## START STORED DATA

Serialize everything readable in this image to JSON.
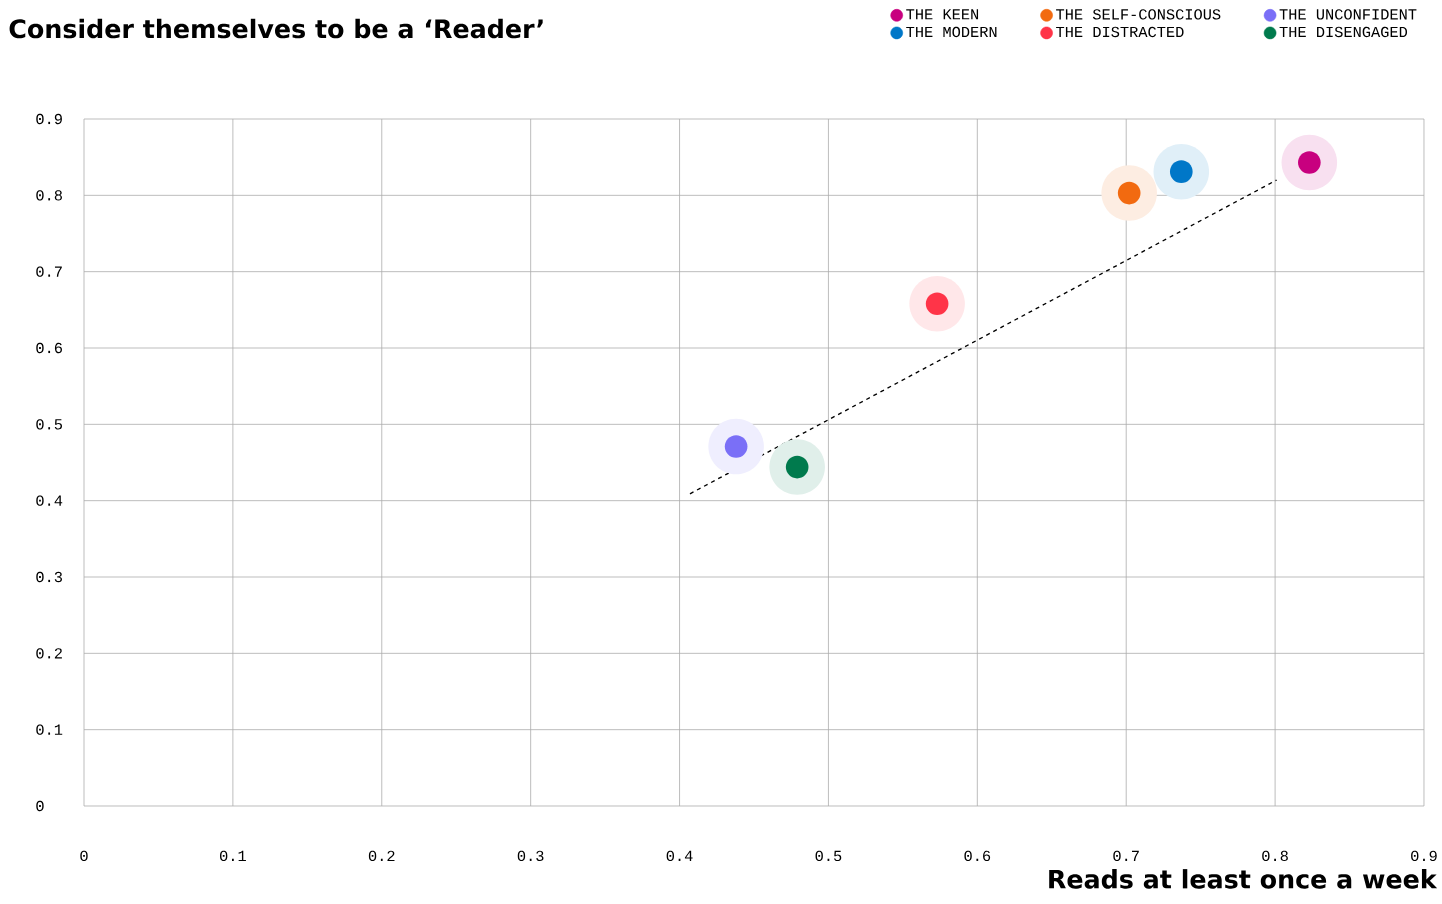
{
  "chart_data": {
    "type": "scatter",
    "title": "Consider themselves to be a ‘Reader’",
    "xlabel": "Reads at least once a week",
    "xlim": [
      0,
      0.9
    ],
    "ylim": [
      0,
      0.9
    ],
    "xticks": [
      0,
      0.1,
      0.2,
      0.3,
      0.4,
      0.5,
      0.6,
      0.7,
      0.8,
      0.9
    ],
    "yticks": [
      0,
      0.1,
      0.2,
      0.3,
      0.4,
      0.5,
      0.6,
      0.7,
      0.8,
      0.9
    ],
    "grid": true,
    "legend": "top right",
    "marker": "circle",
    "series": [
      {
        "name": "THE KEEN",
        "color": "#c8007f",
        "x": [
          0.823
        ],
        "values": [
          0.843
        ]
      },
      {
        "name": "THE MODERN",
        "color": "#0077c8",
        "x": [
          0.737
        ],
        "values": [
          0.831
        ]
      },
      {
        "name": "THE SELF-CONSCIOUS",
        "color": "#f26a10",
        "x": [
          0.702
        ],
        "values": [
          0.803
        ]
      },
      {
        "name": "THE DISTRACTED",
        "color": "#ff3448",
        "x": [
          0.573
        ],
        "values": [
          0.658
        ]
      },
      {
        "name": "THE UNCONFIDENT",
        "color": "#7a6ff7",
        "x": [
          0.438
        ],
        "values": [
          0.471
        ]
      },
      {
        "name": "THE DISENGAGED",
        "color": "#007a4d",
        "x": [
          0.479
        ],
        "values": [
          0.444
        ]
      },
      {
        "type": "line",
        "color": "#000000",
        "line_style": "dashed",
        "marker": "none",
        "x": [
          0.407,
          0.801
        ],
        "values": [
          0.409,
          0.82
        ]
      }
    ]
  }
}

## END STORED DATA
## START STORED DATA

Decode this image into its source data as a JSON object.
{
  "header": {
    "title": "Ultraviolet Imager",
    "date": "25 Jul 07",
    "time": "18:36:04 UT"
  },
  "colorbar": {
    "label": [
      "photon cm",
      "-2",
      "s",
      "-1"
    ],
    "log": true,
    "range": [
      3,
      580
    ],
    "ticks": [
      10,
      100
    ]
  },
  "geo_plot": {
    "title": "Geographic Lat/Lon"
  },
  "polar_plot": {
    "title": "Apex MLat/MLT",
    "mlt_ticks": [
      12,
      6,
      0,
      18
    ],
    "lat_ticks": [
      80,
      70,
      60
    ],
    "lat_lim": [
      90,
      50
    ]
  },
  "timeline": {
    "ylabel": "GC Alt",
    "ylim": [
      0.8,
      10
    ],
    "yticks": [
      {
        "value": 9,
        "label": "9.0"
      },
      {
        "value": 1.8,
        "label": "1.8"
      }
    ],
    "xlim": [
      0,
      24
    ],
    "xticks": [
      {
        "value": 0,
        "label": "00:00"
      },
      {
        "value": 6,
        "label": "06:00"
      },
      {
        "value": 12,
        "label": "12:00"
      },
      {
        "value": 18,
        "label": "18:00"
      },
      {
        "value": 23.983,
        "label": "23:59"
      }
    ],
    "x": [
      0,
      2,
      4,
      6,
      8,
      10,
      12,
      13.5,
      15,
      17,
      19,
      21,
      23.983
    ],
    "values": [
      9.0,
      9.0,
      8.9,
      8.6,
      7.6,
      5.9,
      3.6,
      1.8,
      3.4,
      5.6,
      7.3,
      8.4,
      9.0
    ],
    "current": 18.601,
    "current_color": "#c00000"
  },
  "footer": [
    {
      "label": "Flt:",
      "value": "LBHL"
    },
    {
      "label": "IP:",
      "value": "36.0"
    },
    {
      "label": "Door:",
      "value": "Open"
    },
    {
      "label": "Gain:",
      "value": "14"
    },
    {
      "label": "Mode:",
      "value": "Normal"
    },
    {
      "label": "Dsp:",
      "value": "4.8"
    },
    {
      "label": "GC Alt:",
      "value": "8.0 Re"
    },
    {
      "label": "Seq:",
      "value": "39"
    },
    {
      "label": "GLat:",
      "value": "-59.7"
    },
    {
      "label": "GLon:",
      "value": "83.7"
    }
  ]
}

## END STORED DATA
## START STORED DATA

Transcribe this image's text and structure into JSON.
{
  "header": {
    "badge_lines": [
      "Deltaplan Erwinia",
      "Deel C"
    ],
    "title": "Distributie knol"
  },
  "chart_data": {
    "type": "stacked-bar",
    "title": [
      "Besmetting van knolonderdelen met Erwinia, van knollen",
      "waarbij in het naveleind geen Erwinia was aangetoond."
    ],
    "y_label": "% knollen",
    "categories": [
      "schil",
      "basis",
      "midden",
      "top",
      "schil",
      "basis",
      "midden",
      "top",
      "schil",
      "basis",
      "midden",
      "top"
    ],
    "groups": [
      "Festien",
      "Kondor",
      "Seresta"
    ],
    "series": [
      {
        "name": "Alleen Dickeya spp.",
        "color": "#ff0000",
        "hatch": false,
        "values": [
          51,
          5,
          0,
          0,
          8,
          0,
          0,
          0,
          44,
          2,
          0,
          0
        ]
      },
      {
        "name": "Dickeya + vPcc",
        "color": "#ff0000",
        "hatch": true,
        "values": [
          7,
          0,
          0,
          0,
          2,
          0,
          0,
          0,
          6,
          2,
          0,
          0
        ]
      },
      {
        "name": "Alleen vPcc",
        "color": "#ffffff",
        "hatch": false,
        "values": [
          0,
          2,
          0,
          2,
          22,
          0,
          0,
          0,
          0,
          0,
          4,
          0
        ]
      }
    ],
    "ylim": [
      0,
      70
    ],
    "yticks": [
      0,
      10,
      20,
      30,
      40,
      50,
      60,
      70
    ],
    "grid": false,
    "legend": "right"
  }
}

## END STORED DATA

DIRECTIONS FOR THIS TASK: Select every line in the records above that contains the word "Erwinia".

FINAL RESULT:
      "Deltaplan Erwinia",
      "Besmetting van knolonderdelen met Erwinia, van knollen",
      "waarbij in het naveleind geen Erwinia was aangetoond."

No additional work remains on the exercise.